* Begin GIVEN ENTRIES *

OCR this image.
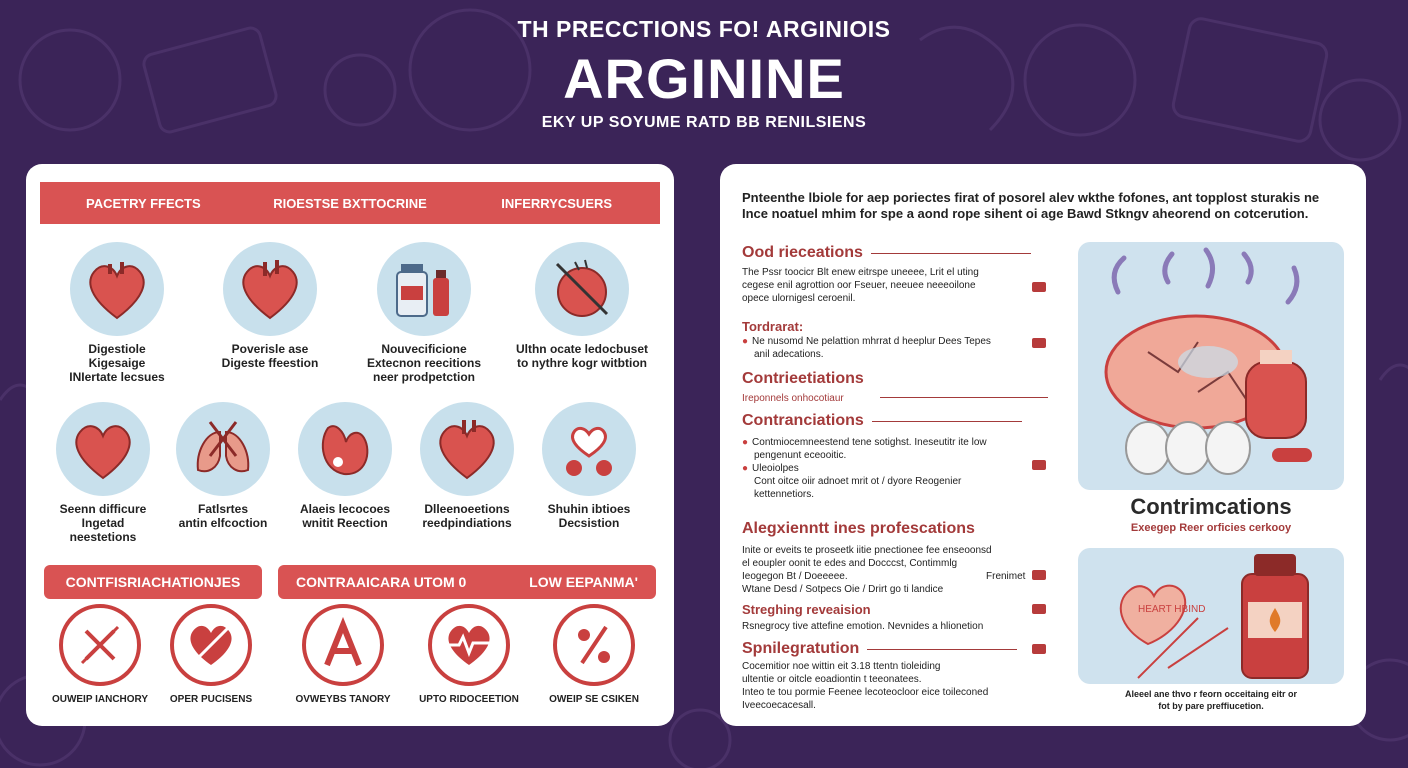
TH PRECCTIONS FO! ARGINIOIS
ARGININE
EKY UP SOYUME RATD BB RENILSIENS
PACETRY FFECTS	RIOESTSE BXTTOCRINE	INFERRYCSUERS
Digestiole
Kigesaige
INIertate lecsues
Poverisle ase
Digeste ffeestion
Nouvecificione
Extecnon reecitions
neer prodpetction
Ulthn ocate ledocbuset
to nythre kogr witbtion
Seenn difficure
Ingetad
neestetions
Fatlsrtes
antin elfcoction
Alaeis lecocoes
wnitit Reection
Dlleenoeetions
reedpindiations
Shuhin ibtioes
Decsistion
CONTFISRIACHATIONJES	CONTRAAICARA UTOM 0	LOW EEPANMA'
OUWEIP IANCHORY	OPER PUCISENS	OVWEYBS TANORY	UPTO RIDOCEETION	OWEIP SE CSIKEN
Pnteenthe lbiole for aep poriectes firat of posorel alev wkthe fofones, ant topplost sturakis ne Ince noatuel mhim for spe a aond rope sihent oi age Bawd Stkngv aheorend on cotcerution.
Ood rieceations
The Pssr toocicr Blt enew eitrspe uneeee, Lrit el uting
cegese enil agrottion oor Fseuer, neeuee neeeoilone
opece ulornigesl ceroenil.
Tordrarat:
● Ne nusomd Ne pelattion mhrrat d heeplur Dees Tepes
anil adecations.
Contrieetiations
Ireponnels onhocotiaur
Contranciations
● Contmiocemneestend tene sotighst. Ineseutitr ite low
pengenunt eceooitic.
● Uleoiolpes
Cont oitce oiir adnoet mrit ot / dyore Reogenier
kettennetiors.
Alegxienntt ines profescations
Inite or eveits te proseetk iitie pnectionee fee enseoonsd
el eoupler oonit te edes and Docccst, Contimmlg
Ieogegon Bt / Doeeeee.
Wtane Desd / Sotpecs Oie / Drirt go ti landice
Frenimet
Streghing reveaision
Rsnegrocy tive attefine emotion. Nevnides a hlionetion
Spnilegratution
Cocemitior noe wittin eit 3.18 ttentn tioleiding
ultentie or oitcle eoadiontin t teeonatees.
Inteo te tou pormie Feenee lecoteocloor eice toileconed
Iveecoecacesall.
Contrimcations
Exeegep Reer orficies cerkooy
HEART HBIND
Aleeel ane thvo r feorn occeitaing eitr or
fot by pare preffiucetion.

* End GIVEN ENTRIES *

## GIVEN PROBLEM
Write out the records above exactly as they stand, leaving out every picture.

## ANSWER
OCR this image.
TH PRECCTIONS FO! ARGINIOIS
ARGININE
EKY UP SOYUME RATD BB RENILSIENS
PACETRY FFECTS	RIOESTSE BXTTOCRINE	INFERRYCSUERS
Digestiole
Kigesaige
INIertate lecsues
Poverisle ase
Digeste ffeestion
Nouvecificione
Extecnon reecitions
neer prodpetction
Ulthn ocate ledocbuset
to nythre kogr witbtion
Seenn difficure
Ingetad
neestetions
Fatlsrtes
antin elfcoction
Alaeis lecocoes
wnitit Reection
Dlleenoeetions
reedpindiations
Shuhin ibtioes
Decsistion
CONTFISRIACHATIONJES	CONTRAAICARA UTOM 0	LOW EEPANMA'
OUWEIP IANCHORY	OPER PUCISENS	OVWEYBS TANORY	UPTO RIDOCEETION	OWEIP SE CSIKEN
Pnteenthe lbiole for aep poriectes firat of posorel alev wkthe fofones, ant topplost sturakis ne Ince noatuel mhim for spe a aond rope sihent oi age Bawd Stkngv aheorend on cotcerution.
Ood rieceations
The Pssr toocicr Blt enew eitrspe uneeee, Lrit el uting
cegese enil agrottion oor Fseuer, neeuee neeeoilone
opece ulornigesl ceroenil.
Tordrarat:
● Ne nusomd Ne pelattion mhrrat d heeplur Dees Tepes
anil adecations.
Contrieetiations
Ireponnels onhocotiaur
Contranciations
● Contmiocemneestend tene sotighst. Ineseutitr ite low
pengenunt eceooitic.
● Uleoiolpes
Cont oitce oiir adnoet mrit ot / dyore Reogenier
kettennetiors.
Alegxienntt ines profescations
Inite or eveits te proseetk iitie pnectionee fee enseoonsd
el eoupler oonit te edes and Docccst, Contimmlg
Ieogegon Bt / Doeeeee.
Wtane Desd / Sotpecs Oie / Drirt go ti landice
Frenimet
Streghing reveaision
Rsnegrocy tive attefine emotion. Nevnides a hlionetion
Spnilegratution
Cocemitior noe wittin eit 3.18 ttentn tioleiding
ultentie or oitcle eoadiontin t teeonatees.
Inteo te tou pormie Feenee lecoteocloor eice toileconed
Iveecoecacesall.
Contrimcations
Exeegep Reer orficies cerkooy
HEART HBIND
Aleeel ane thvo r feorn occeitaing eitr or
fot by pare preffiucetion.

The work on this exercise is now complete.